* [Problem details]
Take every line where the string "星斗山保护区集中保存了丰富" appears and copy it.

※ ※ ※

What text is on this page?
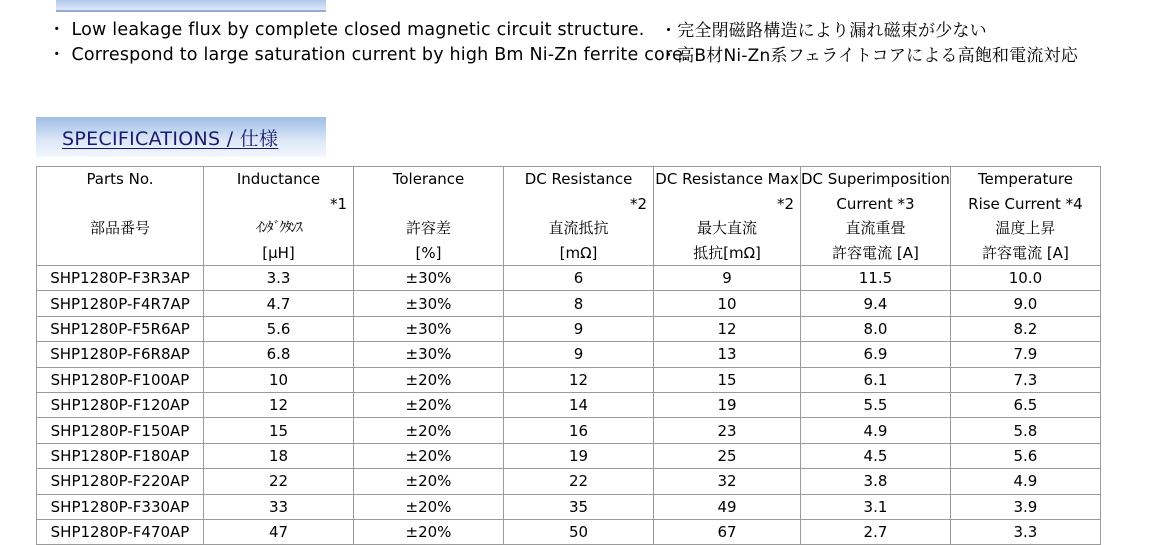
・ Low leakage flux by complete closed magnetic circuit structure.
・ Correspond to large saturation current by high Bm Ni-Zn ferrite core.
・完全閉磁路構造により漏れ磁束が少ない
・高B材Ni-Zn系フェライトコアによる高飽和電流対応
SPECIFICATIONS / 仕様
Parts No.	Inductance	Tolerance	DC Resistance	DC Resistance Max	DC Superimposition	Temperature
	*1		*2	*2	Current *3	Rise Current *4
部品番号	ｲﾝﾀﾞｸﾀﾝｽ	許容差	直流抵抗	最大直流	直流重畳	温度上昇
	[μH]	[%]	[mΩ]	抵抗[mΩ]	許容電流 [A]	許容電流 [A]
SHP1280P-F3R3AP	3.3	±30%	6	9	11.5	10.0
SHP1280P-F4R7AP	4.7	±30%	8	10	9.4	9.0
SHP1280P-F5R6AP	5.6	±30%	9	12	8.0	8.2
SHP1280P-F6R8AP	6.8	±30%	9	13	6.9	7.9
SHP1280P-F100AP	10	±20%	12	15	6.1	7.3
SHP1280P-F120AP	12	±20%	14	19	5.5	6.5
SHP1280P-F150AP	15	±20%	16	23	4.9	5.8
SHP1280P-F180AP	18	±20%	19	25	4.5	5.6
SHP1280P-F220AP	22	±20%	22	32	3.8	4.9
SHP1280P-F330AP	33	±20%	35	49	3.1	3.9
SHP1280P-F470AP	47	±20%	50	67	2.7	3.3
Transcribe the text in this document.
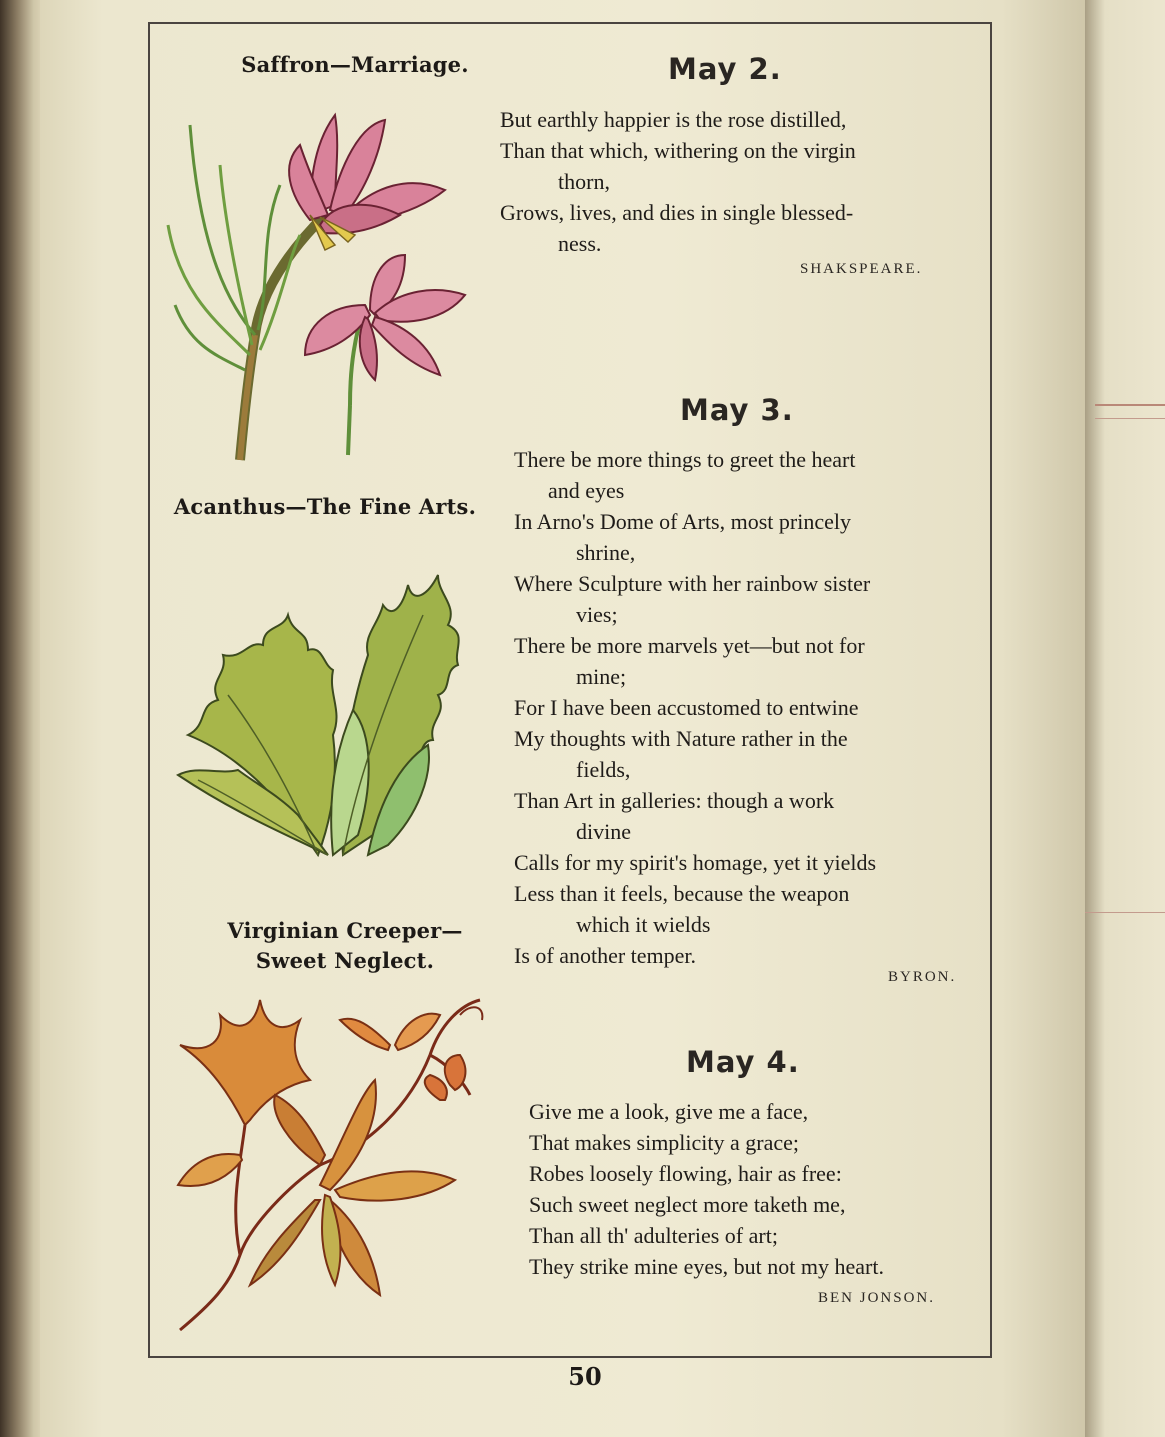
Saffron—Marriage.
Acanthus—The Fine Arts.
Virginian Creeper—
Sweet Neglect.
May 2.
But earthly happier is the rose distilled,
Than that which, withering on the virgin
thorn,
Grows, lives, and dies in single blessed-
ness.
SHAKSPEARE.
May 3.
There be more things to greet the heart
and eyes
In Arno's Dome of Arts, most princely
shrine,
Where Sculpture with her rainbow sister
vies;
There be more marvels yet—but not for
mine;
For I have been accustomed to entwine
My thoughts with Nature rather in the
fields,
Than Art in galleries: though a work
divine
Calls for my spirit's homage, yet it yields
Less than it feels, because the weapon
which it wields
Is of another temper.
BYRON.
May 4.
Give me a look, give me a face,
That makes simplicity a grace;
Robes loosely flowing, hair as free:
Such sweet neglect more taketh me,
Than all th' adulteries of art;
They strike mine eyes, but not my heart.
BEN JONSON.
50
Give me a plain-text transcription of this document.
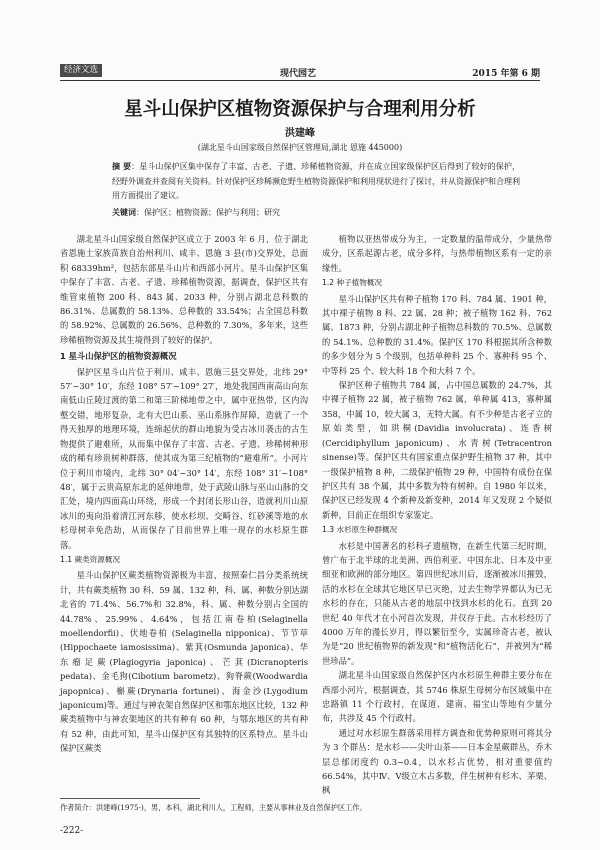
经济文选	现代园艺	2015 年第 6 期
星斗山保护区植物资源保护与合理利用分析
洪建峰
(湖北星斗山国家级自然保护区管理局,湖北 恩施 445000)
摘 要：星斗山保护区集中保存了丰富、古老、子遗、珍稀植物资源，并在成立国家级保护区后得到了较好的保护，经野外调查并查阅有关资料。针对保护区珍稀濒危野生植物资源保护和利用现状进行了探讨，并从资源保护和合理利用方面提出了建议。
关键词：保护区；植物资源；保护与利用；研究

湖北星斗山国家级自然保护区成立于 2003 年 6 月，位于湖北省恩施土家族苗族自治州利川、咸丰、恩施 3 县(市)交界处，总面积 68339hm²，包括东部星斗山片和西部小河片。星斗山保护区集中保存了丰富、古老、孑遗、珍稀植物资源，据调查，保护区共有维管束植物 200 科、843 属、2033 种，分别占湖北总科数的 86.31%、总属数的 58.13%、总种数的 33.54%；占全国总科数的 58.92%、总属数的 26.56%、总种数的 7.30%，多年来，这些珍稀植物资源及其生境得到了较好的保护。

1 星斗山保护区的植物资源概况

保护区星斗山片位于利川、咸丰、恩施三县交界处，北纬 29° 57′~30° 10′，东经 108° 57′~109° 27′，地处我国西南高山向东南低山丘陵过渡的第二和第三阶梯地带之中，属中亚热带，区内沟壑交错，地形复杂，北有大巴山系、巫山系脉作屏障，造就了一个得天独厚的地理环境，连绵起伏的群山地貌为受古冰川袭击的古生物提供了避难所，从而集中保存了丰富、古老、孑遗、珍稀树种形成的稀有珍贵树种群落，使其成为第三纪植物的“避难所”。小河片位于利川市境内，北纬 30° 04′~30° 14′，东经 108° 31′~108° 48′，属于云贵高原东北的延伸地带，处于武陵山脉与巫山山脉的交汇处，境内四面高山环绕，形成一个封闭长形山谷，造就利川山原冰川的夷向沿着清江河东移，使水杉坝、交畸谷、红砂溪等地的水杉母树幸免浩劫，从而保存了目前世界上唯一现存的水杉原生群落。

1.1 蕨类资源概况

星斗山保护区蕨类植物资源极为丰富，按照秦仁昌分类系统统计，共有蕨类植物 30 科、59 属、132 种，科、属、种数分别达湖北省的 71.4%、56.7%和 32.8%，科、属、种数分别占全国的 44.78%、25.99%、4.64%，包括江南卷柏(Selaginella moellendorfii)、伏地卷柏 (Selaginella nipponica)、节节草(Hippochaete iamosissima)、紫萁(Osmunda japonica)、华东瘤足蕨(Plagiogyria japonica)、芒萁(Dicranopteris pedata)、金毛狗(Cibotium barometz)、狗脊蕨(Woodwardia japopnica)、槲蕨(Drynaria fortunei)、海金沙(Lygodium japonicum)等。通过与神农架自然保护区和鄂东地区比较，132 种蕨类植物中与神农架地区的共有种有 60 种，与鄂东地区的共有种有 52 种，由此可知，星斗山保护区有其独特的区系特点。星斗山保护区蕨类

植物以亚热带成分为主，一定数量的温带成分，少量热带成分，区系起源古老，成分多样，与热带植物区系有一定的亲缘性。

1.2 种子植物概况

星斗山保护区共有种子植物 170 科、784 属、1901 种，其中裸子植物 8 科、22 属、28 种；被子植物 162 科、762 属、1873 种，分别占湖北种子植物总科数的 70.5%、总属数的 54.1%、总种数的 31.4%。保护区 170 科根据其所含种数的多少划分为 5 个级别，包括单种科 25 个、寡种科 95 个、中等科 25 个、较大科 18 个和大科 7 个。

保护区种子植物共 784 属，占中国总属数的 24.7%，其中裸子植物 22 属，被子植物 762 属，单种属 413，寡种属 358，中属 10，较大属 3，无特大属。有不少种是古老孑立的原始类型，如珙桐(Davidia involucrata)、连香树(Cercidiphyllum japonicum)、水青树(Tetracentron sinense)等。保护区共有国家重点保护野生植物 37 种，其中一级保护植物 8 种，二级保护植物 29 种，中国特有成份在保护区共有 38 个属，其中多数为特有树种。自 1980 年以来，保护区已经发现 4 个新种及新变种，2014 年又发现 2 个疑似新种，目前正在组织专家鉴定。

1.3 水杉原生种群概况

水杉是中国著名的杉科孑遗植物，在新生代第三纪时期，曾广布于北半球的北美洲、西伯利亚、中国东北、日本及中亚细亚和欧洲的部分地区。第四世纪冰川后，逐渐被冰川摧毁，活的水杉在全球其它地区早已灭绝，过去生物学界都认为已无水杉的存在，只能从古老的地层中找到水杉的化石。直到 20 世纪 40 年代才在小河首次发现，并仅存于此。古水杉经历了 4000 万年的漫长岁月，得以繁衍至今，实属珍奇古老，被认为是“20 世纪植物界的新发现”和“植物活化石”，并被列为“稀世珍品”。

湖北星斗山国家级自然保护区内水杉原生种群主要分布在西部小河片，根据调查，其 5746 株原生母树分布区域集中在忠路镇 11 个行政村，在谋道、建南、福宝山等地有少量分布，共涉及 45 个行政村。

通过对水杉原生群落采用样方调查和优势种原则可将其分为 3 个群丛：是水杉——尖叶山茶——日本金星蕨群丛，乔木层总郁闭度约 0.3~0.4，以水杉占优势，相对重要值约 66.54%，其中Ⅳ、Ⅴ级立木占多数，伴生树种有杉木、茅栗、枫

作者简介：洪建峰(1975-)，男，本科，湖北利川人，工程师，主要从事林业及自然保护区工作。
-222-
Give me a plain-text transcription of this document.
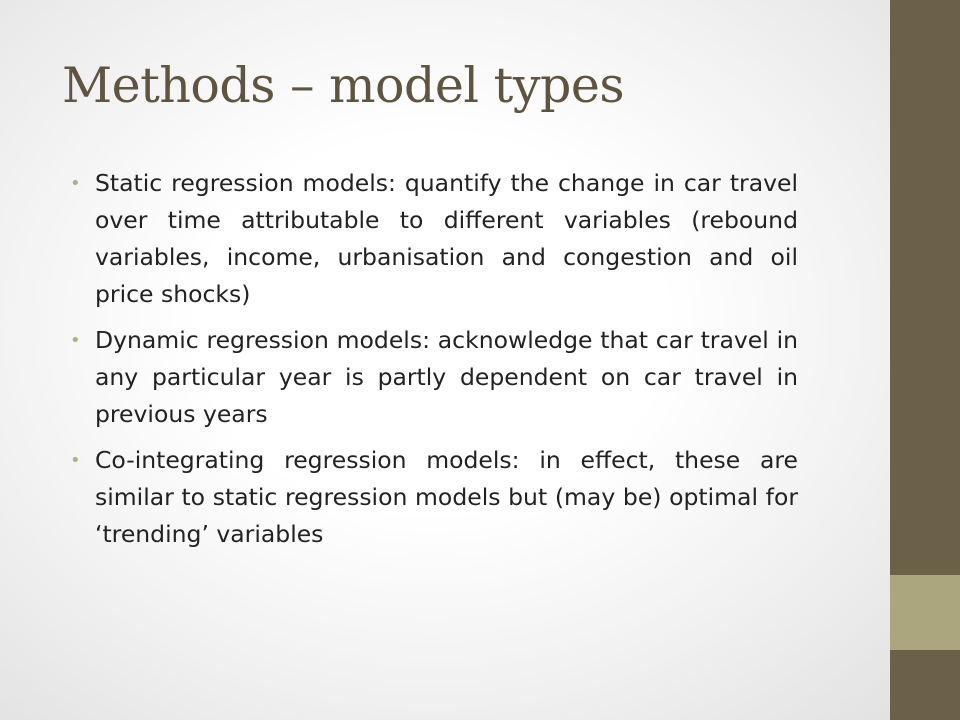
Methods – model types
• Static regression models: quantify the change in car travel over time attributable to different variables (rebound variables, income, urbanisation and congestion and oil price shocks)
• Dynamic regression models: acknowledge that car travel in any particular year is partly dependent on car travel in previous years
• Co-integrating regression models: in effect, these are similar to static regression models but (may be) optimal for ‘trending’ variables
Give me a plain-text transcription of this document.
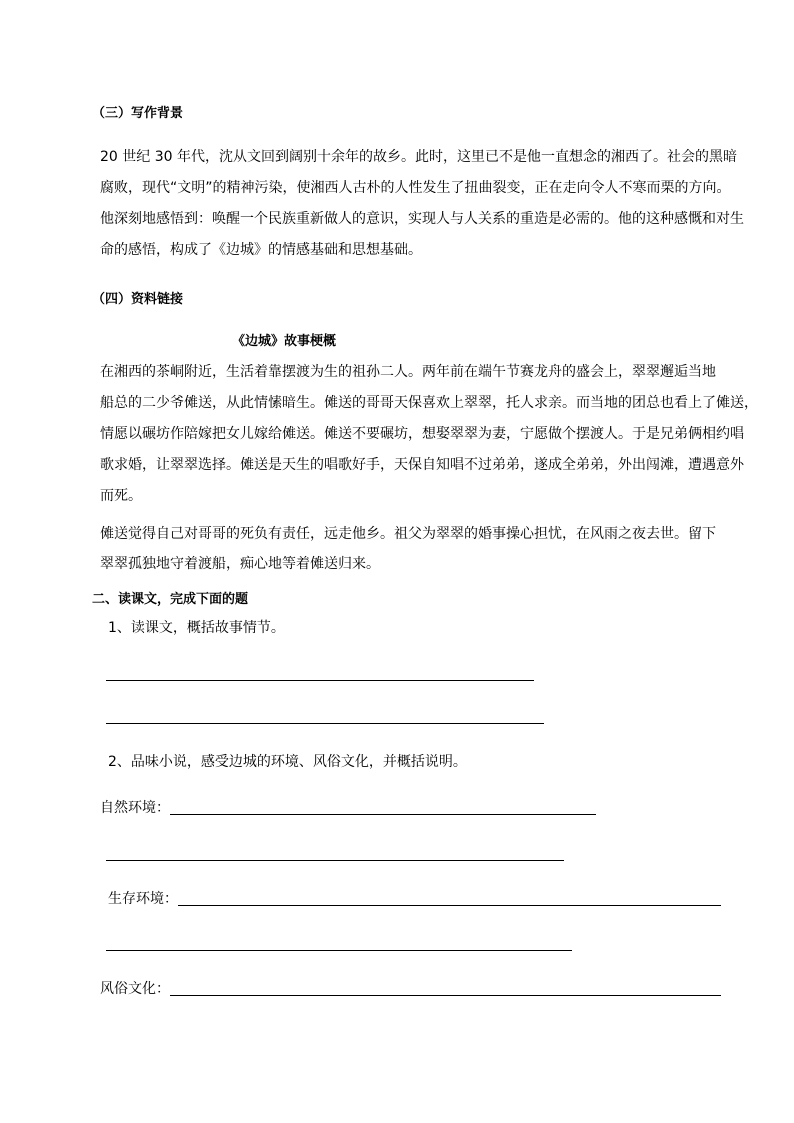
（三）写作背景
20 世纪 30 年代，沈从文回到阔别十余年的故乡。此时，这里已不是他一直想念的湘西了。社会的黑暗
腐败，现代“文明”的精神污染，使湘西人古朴的人性发生了扭曲裂变，正在走向令人不寒而栗的方向。
他深刻地感悟到：唤醒一个民族重新做人的意识，实现人与人关系的重造是必需的。他的这种感慨和对生
命的感悟，构成了《边城》的情感基础和思想基础。
（四）资料链接
《边城》故事梗概
在湘西的茶峒附近，生活着靠摆渡为生的祖孙二人。两年前在端午节赛龙舟的盛会上，翠翠邂逅当地
船总的二少爷傩送，从此情愫暗生。傩送的哥哥天保喜欢上翠翠，托人求亲。而当地的团总也看上了傩送，
情愿以碾坊作陪嫁把女儿嫁给傩送。傩送不要碾坊，想娶翠翠为妻，宁愿做个摆渡人。于是兄弟俩相约唱
歌求婚，让翠翠选择。傩送是天生的唱歌好手，天保自知唱不过弟弟，遂成全弟弟，外出闯滩，遭遇意外
而死。
傩送觉得自己对哥哥的死负有责任，远走他乡。祖父为翠翠的婚事操心担忧，在风雨之夜去世。留下
翠翠孤独地守着渡船，痴心地等着傩送归来。
二、读课文，完成下面的题
1、读课文，概括故事情节。
2、品味小说，感受边城的环境、风俗文化，并概括说明。
自然环境：
生存环境：
风俗文化：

※ ※ ※

* [Full answer]
摘 要：星斗山保护区集中保存了丰富、古老、子遗、珍稀植物资源，并在成立国家级保护区后得到了较好的保护，经野外调查并查阅有关资料。针对保护区珍稀濒危野生植物资源保护和利用现状进行了探讨，并从资源保护和合理利用方面提出了建议。
湖北星斗山国家级自然保护区成立于 2003 年 6 月，位于湖北省恩施土家族苗族自治州利川、咸丰、恩施 3 县(市)交界处，总面积 68339hm²，包括东部星斗山片和西部小河片。星斗山保护区集中保存了丰富、古老、孑遗、珍稀植物资源，据调查，保护区共有维管束植物 200 科、843 属、2033 种，分别占湖北总科数的 86.31%、总属数的 58.13%、总种数的 33.54%；占全国总科数的 58.92%、总属数的 26.56%、总种数的 7.30%，多年来，这些珍稀植物资源及其生境得到了较好的保护。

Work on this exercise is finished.